Items from a figure collection
-.-.-
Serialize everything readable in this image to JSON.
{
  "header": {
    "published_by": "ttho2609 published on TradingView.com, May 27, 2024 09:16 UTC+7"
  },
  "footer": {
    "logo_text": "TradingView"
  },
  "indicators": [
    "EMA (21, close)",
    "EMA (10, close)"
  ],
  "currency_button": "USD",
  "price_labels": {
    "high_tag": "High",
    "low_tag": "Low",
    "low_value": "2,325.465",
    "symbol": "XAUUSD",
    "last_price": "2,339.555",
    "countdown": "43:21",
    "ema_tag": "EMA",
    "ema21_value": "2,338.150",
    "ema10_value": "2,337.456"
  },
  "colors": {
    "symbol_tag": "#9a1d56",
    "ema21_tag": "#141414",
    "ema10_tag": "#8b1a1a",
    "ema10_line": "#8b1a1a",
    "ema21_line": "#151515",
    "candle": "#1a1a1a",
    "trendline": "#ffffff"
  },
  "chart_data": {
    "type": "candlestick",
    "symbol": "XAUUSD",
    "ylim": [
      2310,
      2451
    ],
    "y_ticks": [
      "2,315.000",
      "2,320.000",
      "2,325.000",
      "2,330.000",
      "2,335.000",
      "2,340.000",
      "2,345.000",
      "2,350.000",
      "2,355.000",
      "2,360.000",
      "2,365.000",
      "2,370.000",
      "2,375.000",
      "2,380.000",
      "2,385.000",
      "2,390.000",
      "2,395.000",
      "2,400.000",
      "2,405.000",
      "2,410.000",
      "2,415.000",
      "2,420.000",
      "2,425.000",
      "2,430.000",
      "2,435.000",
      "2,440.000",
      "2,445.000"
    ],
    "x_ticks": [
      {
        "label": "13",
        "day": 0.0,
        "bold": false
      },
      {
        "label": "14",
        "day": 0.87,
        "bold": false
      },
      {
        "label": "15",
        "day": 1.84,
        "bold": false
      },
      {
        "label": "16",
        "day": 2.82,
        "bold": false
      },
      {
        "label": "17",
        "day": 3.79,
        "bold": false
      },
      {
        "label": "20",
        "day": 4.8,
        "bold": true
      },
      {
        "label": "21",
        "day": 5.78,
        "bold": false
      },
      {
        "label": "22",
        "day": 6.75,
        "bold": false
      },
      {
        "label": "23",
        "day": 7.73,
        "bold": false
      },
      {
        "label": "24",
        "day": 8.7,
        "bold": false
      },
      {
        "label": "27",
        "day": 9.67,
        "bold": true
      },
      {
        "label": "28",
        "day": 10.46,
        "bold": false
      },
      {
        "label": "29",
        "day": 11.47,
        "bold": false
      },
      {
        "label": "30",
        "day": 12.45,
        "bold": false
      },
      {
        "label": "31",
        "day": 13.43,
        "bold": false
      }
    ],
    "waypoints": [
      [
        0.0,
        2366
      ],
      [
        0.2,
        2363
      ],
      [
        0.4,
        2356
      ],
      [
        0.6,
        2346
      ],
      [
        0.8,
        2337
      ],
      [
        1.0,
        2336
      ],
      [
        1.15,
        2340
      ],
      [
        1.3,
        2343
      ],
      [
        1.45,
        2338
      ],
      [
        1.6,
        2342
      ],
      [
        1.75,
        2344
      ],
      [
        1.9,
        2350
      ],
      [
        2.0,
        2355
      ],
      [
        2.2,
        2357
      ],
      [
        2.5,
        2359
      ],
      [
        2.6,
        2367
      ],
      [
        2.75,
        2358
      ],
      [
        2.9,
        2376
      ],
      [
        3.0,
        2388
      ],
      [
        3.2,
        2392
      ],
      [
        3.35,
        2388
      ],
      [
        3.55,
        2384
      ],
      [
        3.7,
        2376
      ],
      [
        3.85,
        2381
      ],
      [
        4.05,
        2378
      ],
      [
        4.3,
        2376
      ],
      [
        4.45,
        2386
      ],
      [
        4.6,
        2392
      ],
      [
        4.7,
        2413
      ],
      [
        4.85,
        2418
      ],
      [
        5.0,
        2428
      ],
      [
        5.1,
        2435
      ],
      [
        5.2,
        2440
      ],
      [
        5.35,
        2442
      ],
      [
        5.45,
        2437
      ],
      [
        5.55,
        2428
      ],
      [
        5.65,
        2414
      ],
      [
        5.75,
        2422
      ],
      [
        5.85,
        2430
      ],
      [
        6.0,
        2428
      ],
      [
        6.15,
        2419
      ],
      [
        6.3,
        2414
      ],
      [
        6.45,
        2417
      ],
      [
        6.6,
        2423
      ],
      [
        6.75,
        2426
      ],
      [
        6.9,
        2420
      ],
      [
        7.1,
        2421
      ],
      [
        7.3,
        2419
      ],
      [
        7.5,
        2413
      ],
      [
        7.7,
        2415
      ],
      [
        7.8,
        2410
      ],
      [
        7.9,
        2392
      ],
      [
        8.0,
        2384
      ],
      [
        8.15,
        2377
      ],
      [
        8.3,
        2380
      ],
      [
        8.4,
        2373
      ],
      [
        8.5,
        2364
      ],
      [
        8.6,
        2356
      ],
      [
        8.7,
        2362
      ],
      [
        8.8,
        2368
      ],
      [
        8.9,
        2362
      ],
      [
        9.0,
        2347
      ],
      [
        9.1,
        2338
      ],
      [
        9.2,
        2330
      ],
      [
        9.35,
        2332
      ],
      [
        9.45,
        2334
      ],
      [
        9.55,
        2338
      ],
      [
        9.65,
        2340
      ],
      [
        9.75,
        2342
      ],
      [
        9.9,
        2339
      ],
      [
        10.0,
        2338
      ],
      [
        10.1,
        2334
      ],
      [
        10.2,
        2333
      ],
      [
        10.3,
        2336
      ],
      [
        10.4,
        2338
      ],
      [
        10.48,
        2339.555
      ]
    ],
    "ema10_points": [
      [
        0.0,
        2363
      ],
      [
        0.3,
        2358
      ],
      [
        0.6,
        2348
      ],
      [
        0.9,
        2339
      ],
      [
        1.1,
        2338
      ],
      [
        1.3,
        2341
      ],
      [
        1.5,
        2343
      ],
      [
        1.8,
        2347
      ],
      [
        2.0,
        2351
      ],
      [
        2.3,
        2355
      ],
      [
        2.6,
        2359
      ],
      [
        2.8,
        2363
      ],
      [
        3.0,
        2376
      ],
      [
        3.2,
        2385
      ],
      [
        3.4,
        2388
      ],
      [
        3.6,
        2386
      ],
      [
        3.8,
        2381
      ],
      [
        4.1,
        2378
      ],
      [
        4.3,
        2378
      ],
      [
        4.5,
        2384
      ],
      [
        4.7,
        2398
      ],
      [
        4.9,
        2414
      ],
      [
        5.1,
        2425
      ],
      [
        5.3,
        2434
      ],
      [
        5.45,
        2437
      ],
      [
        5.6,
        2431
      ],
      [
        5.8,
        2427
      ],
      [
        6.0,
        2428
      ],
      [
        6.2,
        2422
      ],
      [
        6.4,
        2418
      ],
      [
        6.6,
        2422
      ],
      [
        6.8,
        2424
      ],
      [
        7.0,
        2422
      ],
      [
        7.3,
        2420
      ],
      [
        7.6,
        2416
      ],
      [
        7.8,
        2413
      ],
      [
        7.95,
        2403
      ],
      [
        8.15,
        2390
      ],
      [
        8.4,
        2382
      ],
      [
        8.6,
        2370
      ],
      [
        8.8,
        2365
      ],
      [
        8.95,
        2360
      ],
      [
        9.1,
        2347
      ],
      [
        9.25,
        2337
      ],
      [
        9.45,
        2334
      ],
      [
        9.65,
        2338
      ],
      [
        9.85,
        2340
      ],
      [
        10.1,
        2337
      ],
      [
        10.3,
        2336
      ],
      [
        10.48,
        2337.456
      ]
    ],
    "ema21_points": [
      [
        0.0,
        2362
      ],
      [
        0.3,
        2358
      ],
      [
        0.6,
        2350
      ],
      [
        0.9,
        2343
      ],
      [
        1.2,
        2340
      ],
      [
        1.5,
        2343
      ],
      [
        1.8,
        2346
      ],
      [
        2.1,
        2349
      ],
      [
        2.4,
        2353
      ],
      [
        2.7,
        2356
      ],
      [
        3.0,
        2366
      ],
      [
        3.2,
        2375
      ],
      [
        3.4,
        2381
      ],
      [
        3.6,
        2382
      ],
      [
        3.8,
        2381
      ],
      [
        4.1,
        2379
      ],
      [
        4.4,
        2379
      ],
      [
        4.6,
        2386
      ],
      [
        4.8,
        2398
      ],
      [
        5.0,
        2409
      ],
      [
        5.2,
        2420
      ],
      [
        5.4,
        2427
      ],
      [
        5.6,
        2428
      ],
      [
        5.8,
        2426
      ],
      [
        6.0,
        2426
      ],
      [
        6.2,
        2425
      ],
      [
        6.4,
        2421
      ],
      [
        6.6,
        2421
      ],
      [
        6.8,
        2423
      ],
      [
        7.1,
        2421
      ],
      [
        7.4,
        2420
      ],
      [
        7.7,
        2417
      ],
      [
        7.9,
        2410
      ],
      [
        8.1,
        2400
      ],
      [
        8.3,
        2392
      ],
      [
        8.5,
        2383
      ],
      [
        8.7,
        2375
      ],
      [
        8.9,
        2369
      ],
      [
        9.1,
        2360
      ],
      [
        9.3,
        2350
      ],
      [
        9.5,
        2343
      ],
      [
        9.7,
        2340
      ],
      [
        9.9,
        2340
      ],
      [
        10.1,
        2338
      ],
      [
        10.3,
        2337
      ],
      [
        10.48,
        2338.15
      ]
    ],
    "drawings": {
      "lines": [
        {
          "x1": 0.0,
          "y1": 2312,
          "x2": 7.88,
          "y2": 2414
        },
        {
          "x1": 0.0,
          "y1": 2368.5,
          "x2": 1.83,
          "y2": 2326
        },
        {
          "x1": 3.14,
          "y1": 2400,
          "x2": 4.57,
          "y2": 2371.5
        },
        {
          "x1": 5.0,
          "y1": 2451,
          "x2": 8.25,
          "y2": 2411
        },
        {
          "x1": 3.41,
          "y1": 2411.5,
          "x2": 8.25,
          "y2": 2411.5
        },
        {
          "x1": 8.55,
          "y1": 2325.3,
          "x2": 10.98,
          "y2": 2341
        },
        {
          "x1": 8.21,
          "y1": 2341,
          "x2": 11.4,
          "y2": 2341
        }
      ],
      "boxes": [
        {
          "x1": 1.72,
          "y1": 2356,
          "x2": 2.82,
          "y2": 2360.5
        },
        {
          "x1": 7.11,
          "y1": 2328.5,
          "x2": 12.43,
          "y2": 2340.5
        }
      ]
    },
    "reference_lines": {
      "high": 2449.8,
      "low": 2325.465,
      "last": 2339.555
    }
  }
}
-.-.-
> STATED PROBLEM
Each line in the entries above that includes the string "TradingView" should be extracted.

> TASK OUTPUT
    "published_by": "ttho2609 published on TradingView.com, May 27, 2024 09:16 UTC+7"
    "logo_text": "TradingView"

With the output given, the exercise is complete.